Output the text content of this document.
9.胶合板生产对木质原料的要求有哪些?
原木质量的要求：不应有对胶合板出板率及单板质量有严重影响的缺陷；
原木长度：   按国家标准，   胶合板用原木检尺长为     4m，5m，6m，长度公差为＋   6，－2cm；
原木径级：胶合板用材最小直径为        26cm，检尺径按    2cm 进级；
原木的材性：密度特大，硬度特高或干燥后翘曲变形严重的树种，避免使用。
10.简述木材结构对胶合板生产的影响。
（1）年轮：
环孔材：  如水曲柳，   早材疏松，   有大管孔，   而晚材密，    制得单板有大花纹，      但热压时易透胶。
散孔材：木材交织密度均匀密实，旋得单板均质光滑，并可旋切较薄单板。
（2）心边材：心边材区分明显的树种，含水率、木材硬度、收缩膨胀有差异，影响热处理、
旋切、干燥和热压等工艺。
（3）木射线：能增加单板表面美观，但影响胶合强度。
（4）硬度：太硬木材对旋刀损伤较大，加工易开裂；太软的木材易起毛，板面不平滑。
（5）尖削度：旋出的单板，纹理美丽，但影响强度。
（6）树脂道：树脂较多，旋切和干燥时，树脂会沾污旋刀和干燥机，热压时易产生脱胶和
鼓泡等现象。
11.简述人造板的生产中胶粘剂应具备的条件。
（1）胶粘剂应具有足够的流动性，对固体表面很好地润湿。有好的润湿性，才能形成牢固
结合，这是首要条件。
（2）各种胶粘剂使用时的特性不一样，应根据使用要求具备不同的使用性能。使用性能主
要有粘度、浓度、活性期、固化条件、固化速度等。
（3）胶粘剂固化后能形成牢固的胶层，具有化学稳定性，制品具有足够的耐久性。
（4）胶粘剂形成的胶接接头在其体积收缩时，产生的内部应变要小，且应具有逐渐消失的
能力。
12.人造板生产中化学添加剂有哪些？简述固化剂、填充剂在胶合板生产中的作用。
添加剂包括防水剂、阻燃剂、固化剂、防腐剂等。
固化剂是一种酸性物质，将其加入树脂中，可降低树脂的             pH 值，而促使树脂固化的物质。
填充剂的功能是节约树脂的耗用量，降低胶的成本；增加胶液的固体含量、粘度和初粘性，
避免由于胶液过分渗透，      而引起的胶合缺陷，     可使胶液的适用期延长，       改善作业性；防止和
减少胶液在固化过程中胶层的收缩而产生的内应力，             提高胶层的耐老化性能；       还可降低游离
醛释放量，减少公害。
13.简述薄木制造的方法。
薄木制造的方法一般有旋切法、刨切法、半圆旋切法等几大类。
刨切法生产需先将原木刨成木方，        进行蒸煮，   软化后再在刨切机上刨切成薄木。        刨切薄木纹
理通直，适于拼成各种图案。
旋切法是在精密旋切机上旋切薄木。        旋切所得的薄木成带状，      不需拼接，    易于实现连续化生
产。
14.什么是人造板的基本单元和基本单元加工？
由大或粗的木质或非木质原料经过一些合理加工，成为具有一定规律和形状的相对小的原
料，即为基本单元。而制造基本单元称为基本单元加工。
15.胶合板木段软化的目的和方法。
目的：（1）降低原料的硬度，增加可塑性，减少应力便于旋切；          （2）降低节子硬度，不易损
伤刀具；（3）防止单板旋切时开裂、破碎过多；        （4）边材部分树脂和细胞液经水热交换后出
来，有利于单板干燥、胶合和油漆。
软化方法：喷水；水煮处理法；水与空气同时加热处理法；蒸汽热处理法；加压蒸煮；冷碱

_ _ _ _ _ _ _

What the task requires: Give the records above again, word for word.

Solution for this exercise:
Output the text content of this document.
9.胶合板生产对木质原料的要求有哪些?
原木质量的要求：不应有对胶合板出板率及单板质量有严重影响的缺陷；
原木长度：   按国家标准，   胶合板用原木检尺长为     4m，5m，6m，长度公差为＋   6，－2cm；
原木径级：胶合板用材最小直径为        26cm，检尺径按    2cm 进级；
原木的材性：密度特大，硬度特高或干燥后翘曲变形严重的树种，避免使用。
10.简述木材结构对胶合板生产的影响。
（1）年轮：
环孔材：  如水曲柳，   早材疏松，   有大管孔，   而晚材密，    制得单板有大花纹，      但热压时易透胶。
散孔材：木材交织密度均匀密实，旋得单板均质光滑，并可旋切较薄单板。
（2）心边材：心边材区分明显的树种，含水率、木材硬度、收缩膨胀有差异，影响热处理、
旋切、干燥和热压等工艺。
（3）木射线：能增加单板表面美观，但影响胶合强度。
（4）硬度：太硬木材对旋刀损伤较大，加工易开裂；太软的木材易起毛，板面不平滑。
（5）尖削度：旋出的单板，纹理美丽，但影响强度。
（6）树脂道：树脂较多，旋切和干燥时，树脂会沾污旋刀和干燥机，热压时易产生脱胶和
鼓泡等现象。
11.简述人造板的生产中胶粘剂应具备的条件。
（1）胶粘剂应具有足够的流动性，对固体表面很好地润湿。有好的润湿性，才能形成牢固
结合，这是首要条件。
（2）各种胶粘剂使用时的特性不一样，应根据使用要求具备不同的使用性能。使用性能主
要有粘度、浓度、活性期、固化条件、固化速度等。
（3）胶粘剂固化后能形成牢固的胶层，具有化学稳定性，制品具有足够的耐久性。
（4）胶粘剂形成的胶接接头在其体积收缩时，产生的内部应变要小，且应具有逐渐消失的
能力。
12.人造板生产中化学添加剂有哪些？简述固化剂、填充剂在胶合板生产中的作用。
添加剂包括防水剂、阻燃剂、固化剂、防腐剂等。
固化剂是一种酸性物质，将其加入树脂中，可降低树脂的             pH 值，而促使树脂固化的物质。
填充剂的功能是节约树脂的耗用量，降低胶的成本；增加胶液的固体含量、粘度和初粘性，
避免由于胶液过分渗透，      而引起的胶合缺陷，     可使胶液的适用期延长，       改善作业性；防止和
减少胶液在固化过程中胶层的收缩而产生的内应力，             提高胶层的耐老化性能；       还可降低游离
醛释放量，减少公害。
13.简述薄木制造的方法。
薄木制造的方法一般有旋切法、刨切法、半圆旋切法等几大类。
刨切法生产需先将原木刨成木方，        进行蒸煮，   软化后再在刨切机上刨切成薄木。        刨切薄木纹
理通直，适于拼成各种图案。
旋切法是在精密旋切机上旋切薄木。        旋切所得的薄木成带状，      不需拼接，    易于实现连续化生
产。
14.什么是人造板的基本单元和基本单元加工？
由大或粗的木质或非木质原料经过一些合理加工，成为具有一定规律和形状的相对小的原
料，即为基本单元。而制造基本单元称为基本单元加工。
15.胶合板木段软化的目的和方法。
目的：（1）降低原料的硬度，增加可塑性，减少应力便于旋切；          （2）降低节子硬度，不易损
伤刀具；（3）防止单板旋切时开裂、破碎过多；        （4）边材部分树脂和细胞液经水热交换后出
来，有利于单板干燥、胶合和油漆。
软化方法：喷水；水煮处理法；水与空气同时加热处理法；蒸汽热处理法；加压蒸煮；冷碱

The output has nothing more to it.